TEXT EXTRACT =>

To implement cluster fit for ETC1, you can iterate over the total ordering of all the selectors for each of the 8 subblock pixels, much like squish does in DXT1. However, doing this is unnecessary, because all that ultimately matters in the refinement equation is the computed avg_inten_delta, which just depends on the selector distribution (and not what each pixel's selector actually is).

Here's my current optimizer's compute() function. It first tries the subblock's average color (at coordinates m_br, m_bg, m_bb), to establish a baseline (minimally useful) solution, then it iterates over the precomputed (and sorted) selector distribution table and attempts applying (usually) a few dozen or so avg. color "correction" factors from this table. The table is sorted, so the entries with the highest probability of applying the best correction appear first (as mentioned above).

Note that evaluate_solution() uses a hash table to avoid trying the same solution more than once. The sorted table of total ordering selector distributions is at the bottom of this post.

// total_perms_to_try: 1-64 seems good enough (out of 165)
void etc1_optimizer::compute_internal_cluster_fit_fast(uint total_perms_to_try)

SOURCE MATERIAL =>
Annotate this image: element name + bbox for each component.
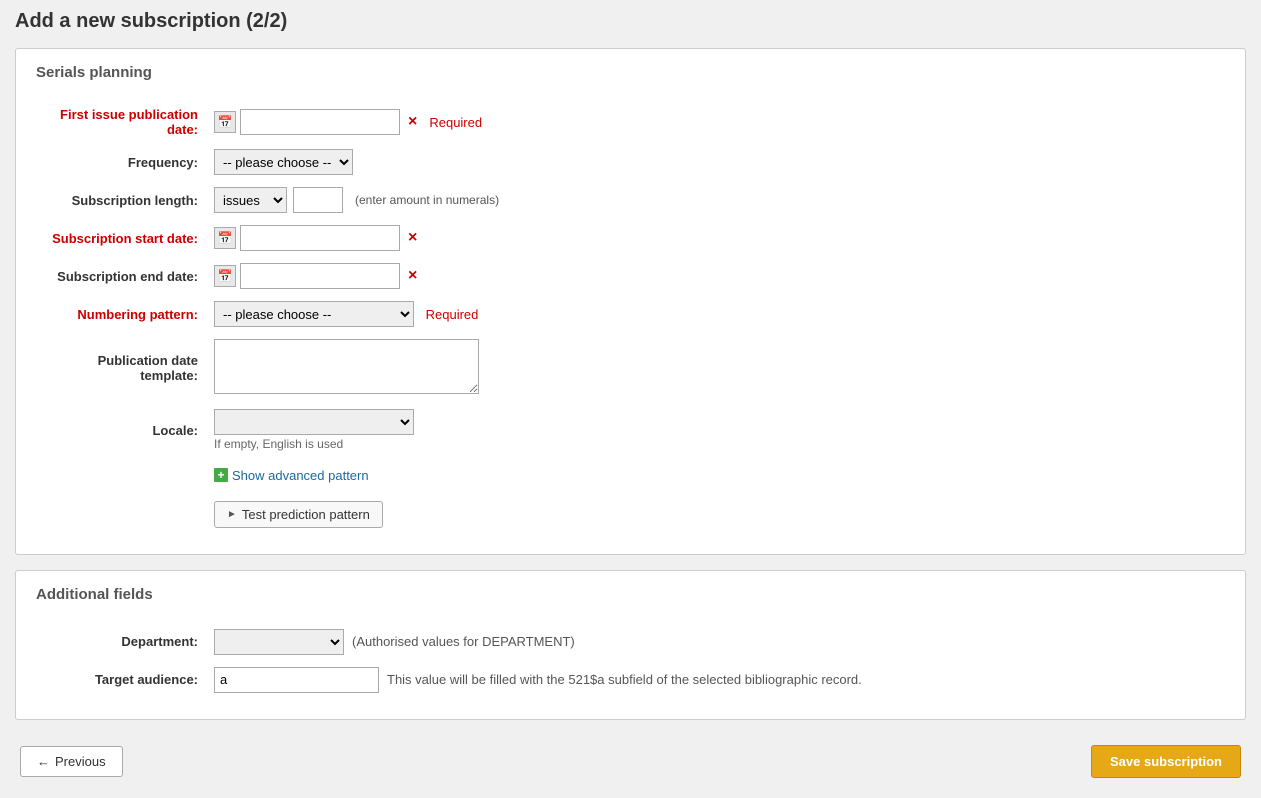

TASK SET =>
1. Answer each question using the ETC1 cluster fit text.
(a) What does the computed avg_inten_delta depend on?
(b) What does the compute() function try first to establish a baseline solution?
(c) What does evaluate_solution() use to avoid trying the same solution more than once?
2. Reproduce word for word the part of the ETC1 cluster fit text between "Note that evaluate_solution()" and "of this post.", inclusive.
3. Summarize the ETC1 cluster fit text in two sentences.

TASK RESPONSES =>
1.
(a) The selector distribution, not what each pixel's selector actually is.
(b) The subblock's average color, at coordinates m_br, m_bg, m_bb.
(c) A hash table.

2.
Note that evaluate_solution() uses a hash table to avoid trying the same solution more than once. The sorted table of total ordering selector distributions is at the bottom of this post.

3. Implementing cluster fit for ETC1 doesn't require iterating over every selector ordering for the 8 subblock pixels, because the refinement equation depends only on avg_inten_delta, which depends only on the selector distribution. The optimizer's compute() function first tries the subblock's average color as a baseline and then works through a sorted, precomputed selector distribution table, applying average color correction factors, while evaluate_solution() uses a hash table to avoid trying any solution twice.